Write out each line of the material again, word for word.
--- Given data ---
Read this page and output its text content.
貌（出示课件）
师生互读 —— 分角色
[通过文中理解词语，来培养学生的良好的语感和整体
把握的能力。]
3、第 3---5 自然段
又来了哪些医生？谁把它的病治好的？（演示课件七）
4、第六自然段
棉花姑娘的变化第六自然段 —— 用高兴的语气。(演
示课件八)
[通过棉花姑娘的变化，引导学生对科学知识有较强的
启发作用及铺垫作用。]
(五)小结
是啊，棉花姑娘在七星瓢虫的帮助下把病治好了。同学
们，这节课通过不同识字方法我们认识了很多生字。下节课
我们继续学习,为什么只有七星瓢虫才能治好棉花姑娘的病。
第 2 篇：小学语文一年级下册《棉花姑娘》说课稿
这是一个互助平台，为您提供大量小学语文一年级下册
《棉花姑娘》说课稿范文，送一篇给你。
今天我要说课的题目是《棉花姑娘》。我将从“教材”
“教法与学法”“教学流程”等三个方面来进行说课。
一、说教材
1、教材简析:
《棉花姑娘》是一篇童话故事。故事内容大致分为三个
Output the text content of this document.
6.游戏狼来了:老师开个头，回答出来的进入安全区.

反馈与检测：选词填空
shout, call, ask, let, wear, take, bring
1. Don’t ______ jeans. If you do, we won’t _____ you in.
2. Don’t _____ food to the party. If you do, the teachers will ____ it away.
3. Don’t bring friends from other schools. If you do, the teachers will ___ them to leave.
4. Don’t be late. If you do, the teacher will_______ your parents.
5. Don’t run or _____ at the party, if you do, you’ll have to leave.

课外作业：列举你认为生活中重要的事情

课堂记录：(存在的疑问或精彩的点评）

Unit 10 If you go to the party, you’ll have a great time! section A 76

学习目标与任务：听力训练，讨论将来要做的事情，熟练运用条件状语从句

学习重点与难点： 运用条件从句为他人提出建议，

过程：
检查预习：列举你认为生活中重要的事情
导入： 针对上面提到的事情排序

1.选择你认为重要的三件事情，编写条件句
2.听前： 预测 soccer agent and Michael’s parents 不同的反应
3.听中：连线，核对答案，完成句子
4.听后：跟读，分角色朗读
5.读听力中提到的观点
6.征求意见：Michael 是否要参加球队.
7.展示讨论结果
---
### Result of this exercise
Read this page and output its text content.
貌（出示课件）
师生互读 —— 分角色
[通过文中理解词语，来培养学生的良好的语感和整体
把握的能力。]
3、第 3---5 自然段
又来了哪些医生？谁把它的病治好的？（演示课件七）
4、第六自然段
棉花姑娘的变化第六自然段 —— 用高兴的语气。(演
示课件八)
[通过棉花姑娘的变化，引导学生对科学知识有较强的
启发作用及铺垫作用。]
(五)小结
是啊，棉花姑娘在七星瓢虫的帮助下把病治好了。同学
们，这节课通过不同识字方法我们认识了很多生字。下节课
我们继续学习,为什么只有七星瓢虫才能治好棉花姑娘的病。
第 2 篇：小学语文一年级下册《棉花姑娘》说课稿
这是一个互助平台，为您提供大量小学语文一年级下册
《棉花姑娘》说课稿范文，送一篇给你。
今天我要说课的题目是《棉花姑娘》。我将从“教材”
“教法与学法”“教学流程”等三个方面来进行说课。
一、说教材
1、教材简析:
《棉花姑娘》是一篇童话故事。故事内容大致分为三个
Output the text content of this document.
6.游戏狼来了:老师开个头，回答出来的进入安全区.

反馈与检测：选词填空
shout, call, ask, let, wear, take, bring
1. Don’t ______ jeans. If you do, we won’t _____ you in.
2. Don’t _____ food to the party. If you do, the teachers will ____ it away.
3. Don’t bring friends from other schools. If you do, the teachers will ___ them to leave.
4. Don’t be late. If you do, the teacher will_______ your parents.
5. Don’t run or _____ at the party, if you do, you’ll have to leave.

课外作业：列举你认为生活中重要的事情

课堂记录：(存在的疑问或精彩的点评）

Unit 10 If you go to the party, you’ll have a great time! section A 76

学习目标与任务：听力训练，讨论将来要做的事情，熟练运用条件状语从句

学习重点与难点： 运用条件从句为他人提出建议，

过程：
检查预习：列举你认为生活中重要的事情
导入： 针对上面提到的事情排序

1.选择你认为重要的三件事情，编写条件句
2.听前： 预测 soccer agent and Michael’s parents 不同的反应
3.听中：连线，核对答案，完成句子
4.听后：跟读，分角色朗读
5.读听力中提到的观点
6.征求意见：Michael 是否要参加球队.
7.展示讨论结果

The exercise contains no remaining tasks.